— Begin RECORDS FOR THIS EXERCISE —

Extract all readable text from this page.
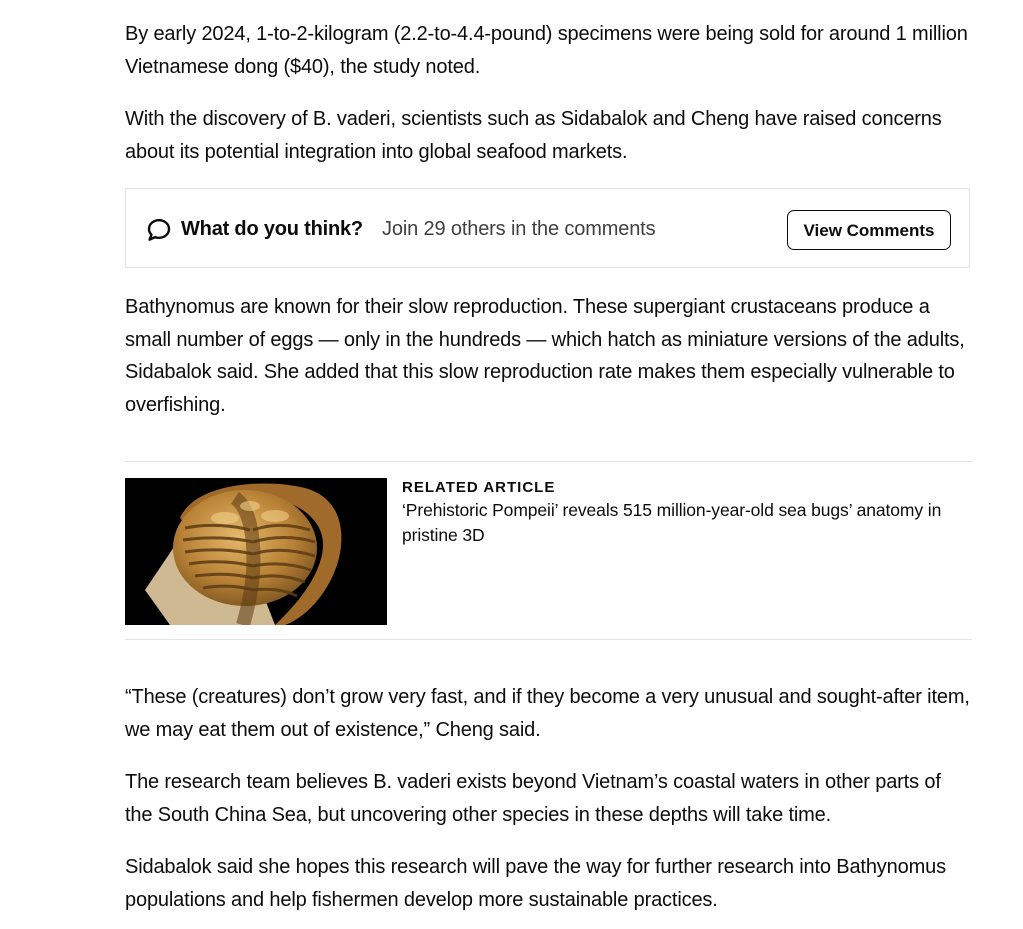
By early 2024, 1-to-2-kilogram (2.2-to-4.4-pound) specimens were being sold for around 1 million Vietnamese dong ($40), the study noted.

With the discovery of B. vaderi, scientists such as Sidabalok and Cheng have raised concerns about its potential integration into global seafood markets.

What do you think? Join 29 others in the comments	View Comments

Bathynomus are known for their slow reproduction. These supergiant crustaceans produce a small number of eggs — only in the hundreds — which hatch as miniature versions of the adults, Sidabalok said. She added that this slow reproduction rate makes them especially vulnerable to overfishing.

RELATED ARTICLE
‘Prehistoric Pompeii’ reveals 515 million-year-old sea bugs’ anatomy in pristine 3D

“These (creatures) don’t grow very fast, and if they become a very unusual and sought-after item, we may eat them out of existence,” Cheng said.

The research team believes B. vaderi exists beyond Vietnam’s coastal waters in other parts of the South China Sea, but uncovering other species in these depths will take time.

Sidabalok said she hopes this research will pave the way for further research into Bathynomus populations and help fishermen develop more sustainable practices.
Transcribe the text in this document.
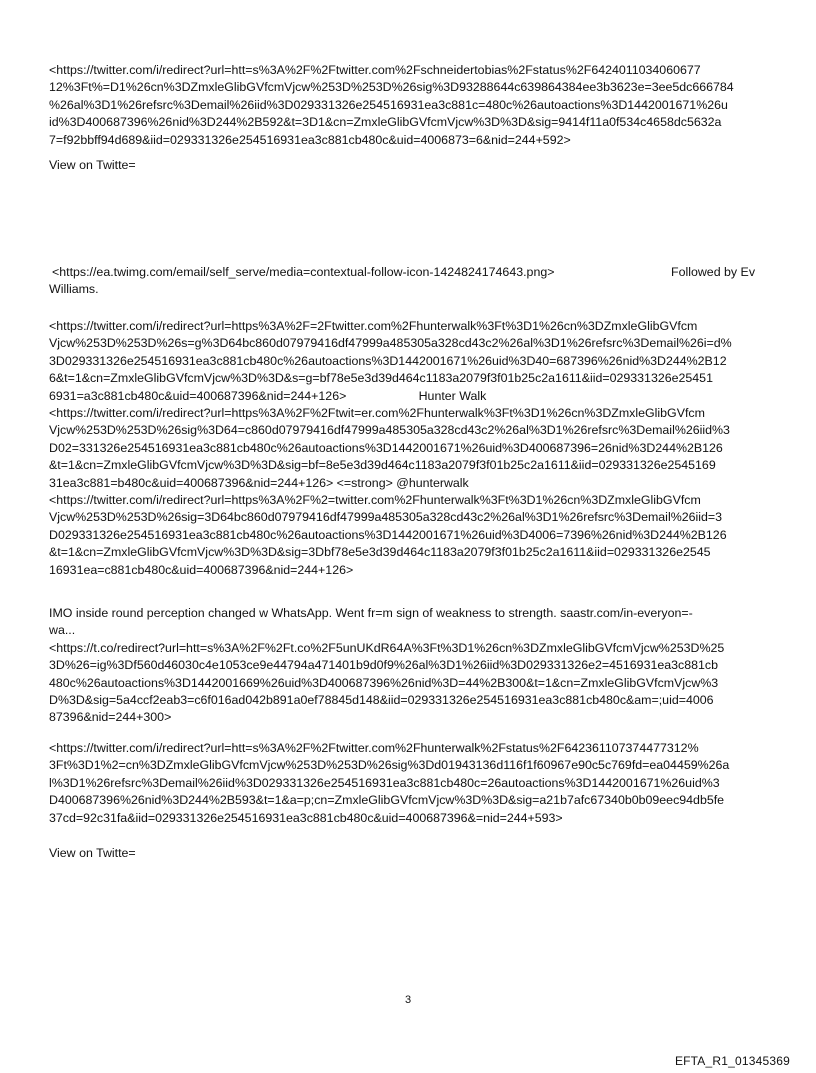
<https://twitter.com/i/redirect?url=htt=s%3A%2F%2Ftwitter.com%2Fschneidertobias%2Fstatus%2F6424011034060677
12%3Ft%=D1%26cn%3DZmxleGlibGVfcmVjcw%253D%253D%26sig%3D93288644c639864384ee3b3623e=3ee5dc666784
%26al%3D1%26refsrc%3Demail%26iid%3D029331326e254516931ea3c881c=480c%26autoactions%3D1442001671%26u
id%3D400687396%26nid%3D244%2B592&t=3D1&cn=ZmxleGlibGVfcmVjcw%3D%3D&sig=9414f11a0f534c4658dc5632a
7=f92bbff94d689&iid=029331326e254516931ea3c881cb480c&uid=4006873=6&nid=244+592>

View on Twitte=

<https://ea.twimg.com/email/self_serve/media=contextual-follow-icon-1424824174643.png>	Followed by Ev
Williams.

<https://twitter.com/i/redirect?url=https%3A%2F=2Ftwitter.com%2Fhunterwalk%3Ft%3D1%26cn%3DZmxleGlibGVfcm
Vjcw%253D%253D%26s=g%3D64bc860d07979416df47999a485305a328cd43c2%26al%3D1%26refsrc%3Demail%26i=d%
3D029331326e254516931ea3c881cb480c%26autoactions%3D1442001671%26uid%3D40=687396%26nid%3D244%2B12
6&t=1&cn=ZmxleGlibGVfcmVjcw%3D%3D&s=g=bf78e5e3d39d464c1183a2079f3f01b25c2a1611&iid=029331326e25451
6931=a3c881cb480c&uid=400687396&nid=244+126>                     Hunter Walk
<https://twitter.com/i/redirect?url=https%3A%2F%2Ftwit=er.com%2Fhunterwalk%3Ft%3D1%26cn%3DZmxleGlibGVfcm
Vjcw%253D%253D%26sig%3D64=c860d07979416df47999a485305a328cd43c2%26al%3D1%26refsrc%3Demail%26iid%3
D02=331326e254516931ea3c881cb480c%26autoactions%3D1442001671%26uid%3D400687396=26nid%3D244%2B126
&t=1&cn=ZmxleGlibGVfcmVjcw%3D%3D&sig=bf=8e5e3d39d464c1183a2079f3f01b25c2a1611&iid=029331326e2545169
31ea3c881=b480c&uid=400687396&nid=244+126> <=strong> @hunterwalk
<https://twitter.com/i/redirect?url=https%3A%2F%2=twitter.com%2Fhunterwalk%3Ft%3D1%26cn%3DZmxleGlibGVfcm
Vjcw%253D%253D%26sig=3D64bc860d07979416df47999a485305a328cd43c2%26al%3D1%26refsrc%3Demail%26iid=3
D029331326e254516931ea3c881cb480c%26autoactions%3D1442001671%26uid%3D4006=7396%26nid%3D244%2B126
&t=1&cn=ZmxleGlibGVfcmVjcw%3D%3D&sig=3Dbf78e5e3d39d464c1183a2079f3f01b25c2a1611&iid=029331326e2545
16931ea=c881cb480c&uid=400687396&nid=244+126>

IMO inside round perception changed w WhatsApp. Went fr=m sign of weakness to strength. saastr.com/in-everyon=-
wa...
<https://t.co/redirect?url=htt=s%3A%2F%2Ft.co%2F5unUKdR64A%3Ft%3D1%26cn%3DZmxleGlibGVfcmVjcw%253D%25
3D%26=ig%3Df560d46030c4e1053ce9e44794a471401b9d0f9%26al%3D1%26iid%3D029331326e2=4516931ea3c881cb
480c%26autoactions%3D1442001669%26uid%3D400687396%26nid%3D=44%2B300&t=1&cn=ZmxleGlibGVfcmVjcw%3
D%3D&sig=5a4ccf2eab3=c6f016ad042b891a0ef78845d148&iid=029331326e254516931ea3c881cb480c&am=;uid=4006
87396&nid=244+300>

<https://twitter.com/i/redirect?url=htt=s%3A%2F%2Ftwitter.com%2Fhunterwalk%2Fstatus%2F642361107374477312%
3Ft%3D1%2=cn%3DZmxleGlibGVfcmVjcw%253D%253D%26sig%3Dd01943136d116f1f60967e90c5c769fd=ea04459%26a
l%3D1%26refsrc%3Demail%26iid%3D029331326e254516931ea3c881cb480c=26autoactions%3D1442001671%26uid%3
D400687396%26nid%3D244%2B593&t=1&a=p;cn=ZmxleGlibGVfcmVjcw%3D%3D&sig=a21b7afc67340b0b09eec94db5fe
37cd=92c31fa&iid=029331326e254516931ea3c881cb480c&uid=400687396&=nid=244+593>

View on Twitte=

3
EFTA_R1_01345369
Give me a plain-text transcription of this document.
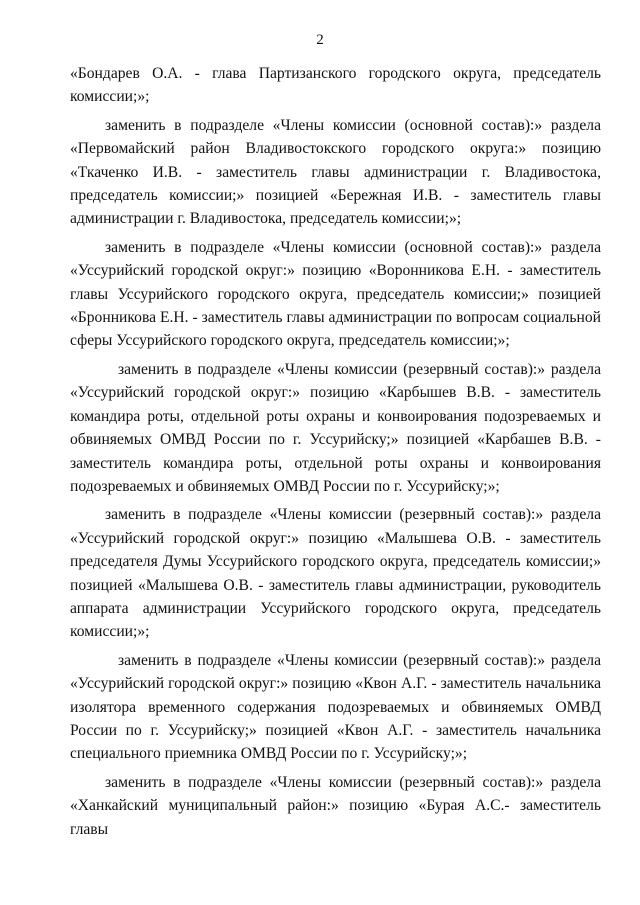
2

«Бондарев О.А. - глава Партизанского городского округа, председатель комиссии;»;

заменить в подразделе «Члены комиссии (основной состав):» раздела «Первомайский район Владивостокского городского округа:» позицию «Ткаченко И.В. - заместитель главы администрации г. Владивостока, председатель комиссии;» позицией «Бережная И.В. - заместитель главы администрации г. Владивостока, председатель комиссии;»;

заменить в подразделе «Члены комиссии (основной состав):» раздела «Уссурийский городской округ:» позицию «Воронникова Е.Н. - заместитель главы Уссурийского городского округа, председатель комиссии;» позицией «Бронникова Е.Н. - заместитель главы администрации по вопросам социальной сферы Уссурийского городского округа, председатель комиссии;»;

заменить в подразделе «Члены комиссии (резервный состав):» раздела «Уссурийский городской округ:» позицию «Карбышев В.В. - заместитель командира роты, отдельной роты охраны и конвоирования подозреваемых и обвиняемых ОМВД России по г. Уссурийску;» позицией «Карбашев В.В. - заместитель командира роты, отдельной роты охраны и конвоирования подозреваемых и обвиняемых ОМВД России по г. Уссурийску;»;

заменить в подразделе «Члены комиссии (резервный состав):» раздела «Уссурийский городской округ:» позицию «Малышева О.В. - заместитель председателя Думы Уссурийского городского округа, председатель комиссии;» позицией «Малышева О.В. - заместитель главы администрации, руководитель аппарата администрации Уссурийского городского округа, председатель комиссии;»;

заменить в подразделе «Члены комиссии (резервный состав):» раздела «Уссурийский городской округ:» позицию «Квон А.Г. - заместитель начальника изолятора временного содержания подозреваемых и обвиняемых ОМВД России по г. Уссурийску;» позицией «Квон А.Г. - заместитель начальника специального приемника ОМВД России по г. Уссурийску;»;

заменить в подразделе «Члены комиссии (резервный состав):» раздела «Ханкайский муниципальный район:» позицию «Бурая А.С.- заместитель главы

— End RECORDS FOR THIS EXERCISE —

• [GIVEN EXERCISE]:
The records above must be echoed exactly, minus their pictures.

• [RESPONSE]:
Extract all readable text from this page.
By early 2024, 1-to-2-kilogram (2.2-to-4.4-pound) specimens were being sold for around 1 million Vietnamese dong ($40), the study noted.

With the discovery of B. vaderi, scientists such as Sidabalok and Cheng have raised concerns about its potential integration into global seafood markets.

What do you think? Join 29 others in the comments	View Comments

Bathynomus are known for their slow reproduction. These supergiant crustaceans produce a small number of eggs — only in the hundreds — which hatch as miniature versions of the adults, Sidabalok said. She added that this slow reproduction rate makes them especially vulnerable to overfishing.

RELATED ARTICLE
‘Prehistoric Pompeii’ reveals 515 million-year-old sea bugs’ anatomy in pristine 3D

“These (creatures) don’t grow very fast, and if they become a very unusual and sought-after item, we may eat them out of existence,” Cheng said.

The research team believes B. vaderi exists beyond Vietnam’s coastal waters in other parts of the South China Sea, but uncovering other species in these depths will take time.

Sidabalok said she hopes this research will pave the way for further research into Bathynomus populations and help fishermen develop more sustainable practices.
Transcribe the text in this document.
<https://twitter.com/i/redirect?url=htt=s%3A%2F%2Ftwitter.com%2Fschneidertobias%2Fstatus%2F6424011034060677
12%3Ft%=D1%26cn%3DZmxleGlibGVfcmVjcw%253D%253D%26sig%3D93288644c639864384ee3b3623e=3ee5dc666784
%26al%3D1%26refsrc%3Demail%26iid%3D029331326e254516931ea3c881c=480c%26autoactions%3D1442001671%26u
id%3D400687396%26nid%3D244%2B592&t=3D1&cn=ZmxleGlibGVfcmVjcw%3D%3D&sig=9414f11a0f534c4658dc5632a
7=f92bbff94d689&iid=029331326e254516931ea3c881cb480c&uid=4006873=6&nid=244+592>

View on Twitte=

<https://ea.twimg.com/email/self_serve/media=contextual-follow-icon-1424824174643.png>	Followed by Ev
Williams.

<https://twitter.com/i/redirect?url=https%3A%2F=2Ftwitter.com%2Fhunterwalk%3Ft%3D1%26cn%3DZmxleGlibGVfcm
Vjcw%253D%253D%26s=g%3D64bc860d07979416df47999a485305a328cd43c2%26al%3D1%26refsrc%3Demail%26i=d%
3D029331326e254516931ea3c881cb480c%26autoactions%3D1442001671%26uid%3D40=687396%26nid%3D244%2B12
6&t=1&cn=ZmxleGlibGVfcmVjcw%3D%3D&s=g=bf78e5e3d39d464c1183a2079f3f01b25c2a1611&iid=029331326e25451
6931=a3c881cb480c&uid=400687396&nid=244+126>                     Hunter Walk
<https://twitter.com/i/redirect?url=https%3A%2F%2Ftwit=er.com%2Fhunterwalk%3Ft%3D1%26cn%3DZmxleGlibGVfcm
Vjcw%253D%253D%26sig%3D64=c860d07979416df47999a485305a328cd43c2%26al%3D1%26refsrc%3Demail%26iid%3
D02=331326e254516931ea3c881cb480c%26autoactions%3D1442001671%26uid%3D400687396=26nid%3D244%2B126
&t=1&cn=ZmxleGlibGVfcmVjcw%3D%3D&sig=bf=8e5e3d39d464c1183a2079f3f01b25c2a1611&iid=029331326e2545169
31ea3c881=b480c&uid=400687396&nid=244+126> <=strong> @hunterwalk
<https://twitter.com/i/redirect?url=https%3A%2F%2=twitter.com%2Fhunterwalk%3Ft%3D1%26cn%3DZmxleGlibGVfcm
Vjcw%253D%253D%26sig=3D64bc860d07979416df47999a485305a328cd43c2%26al%3D1%26refsrc%3Demail%26iid=3
D029331326e254516931ea3c881cb480c%26autoactions%3D1442001671%26uid%3D4006=7396%26nid%3D244%2B126
&t=1&cn=ZmxleGlibGVfcmVjcw%3D%3D&sig=3Dbf78e5e3d39d464c1183a2079f3f01b25c2a1611&iid=029331326e2545
16931ea=c881cb480c&uid=400687396&nid=244+126>

IMO inside round perception changed w WhatsApp. Went fr=m sign of weakness to strength. saastr.com/in-everyon=-
wa...
<https://t.co/redirect?url=htt=s%3A%2F%2Ft.co%2F5unUKdR64A%3Ft%3D1%26cn%3DZmxleGlibGVfcmVjcw%253D%25
3D%26=ig%3Df560d46030c4e1053ce9e44794a471401b9d0f9%26al%3D1%26iid%3D029331326e2=4516931ea3c881cb
480c%26autoactions%3D1442001669%26uid%3D400687396%26nid%3D=44%2B300&t=1&cn=ZmxleGlibGVfcmVjcw%3
D%3D&sig=5a4ccf2eab3=c6f016ad042b891a0ef78845d148&iid=029331326e254516931ea3c881cb480c&am=;uid=4006
87396&nid=244+300>

<https://twitter.com/i/redirect?url=htt=s%3A%2F%2Ftwitter.com%2Fhunterwalk%2Fstatus%2F642361107374477312%
3Ft%3D1%2=cn%3DZmxleGlibGVfcmVjcw%253D%253D%26sig%3Dd01943136d116f1f60967e90c5c769fd=ea04459%26a
l%3D1%26refsrc%3Demail%26iid%3D029331326e254516931ea3c881cb480c=26autoactions%3D1442001671%26uid%3
D400687396%26nid%3D244%2B593&t=1&a=p;cn=ZmxleGlibGVfcmVjcw%3D%3D&sig=a21b7afc67340b0b09eec94db5fe
37cd=92c31fa&iid=029331326e254516931ea3c881cb480c&uid=400687396&=nid=244+593>

View on Twitte=

3
EFTA_R1_01345369
Give me a plain-text transcription of this document.
2

«Бондарев О.А. - глава Партизанского городского округа, председатель комиссии;»;

заменить в подразделе «Члены комиссии (основной состав):» раздела «Первомайский район Владивостокского городского округа:» позицию «Ткаченко И.В. - заместитель главы администрации г. Владивостока, председатель комиссии;» позицией «Бережная И.В. - заместитель главы администрации г. Владивостока, председатель комиссии;»;

заменить в подразделе «Члены комиссии (основной состав):» раздела «Уссурийский городской округ:» позицию «Воронникова Е.Н. - заместитель главы Уссурийского городского округа, председатель комиссии;» позицией «Бронникова Е.Н. - заместитель главы администрации по вопросам социальной сферы Уссурийского городского округа, председатель комиссии;»;

заменить в подразделе «Члены комиссии (резервный состав):» раздела «Уссурийский городской округ:» позицию «Карбышев В.В. - заместитель командира роты, отдельной роты охраны и конвоирования подозреваемых и обвиняемых ОМВД России по г. Уссурийску;» позицией «Карбашев В.В. - заместитель командира роты, отдельной роты охраны и конвоирования подозреваемых и обвиняемых ОМВД России по г. Уссурийску;»;

заменить в подразделе «Члены комиссии (резервный состав):» раздела «Уссурийский городской округ:» позицию «Малышева О.В. - заместитель председателя Думы Уссурийского городского округа, председатель комиссии;» позицией «Малышева О.В. - заместитель главы администрации, руководитель аппарата администрации Уссурийского городского округа, председатель комиссии;»;

заменить в подразделе «Члены комиссии (резервный состав):» раздела «Уссурийский городской округ:» позицию «Квон А.Г. - заместитель начальника изолятора временного содержания подозреваемых и обвиняемых ОМВД России по г. Уссурийску;» позицией «Квон А.Г. - заместитель начальника специального приемника ОМВД России по г. Уссурийску;»;

заменить в подразделе «Члены комиссии (резервный состав):» раздела «Ханкайский муниципальный район:» позицию «Бурая А.С.- заместитель главы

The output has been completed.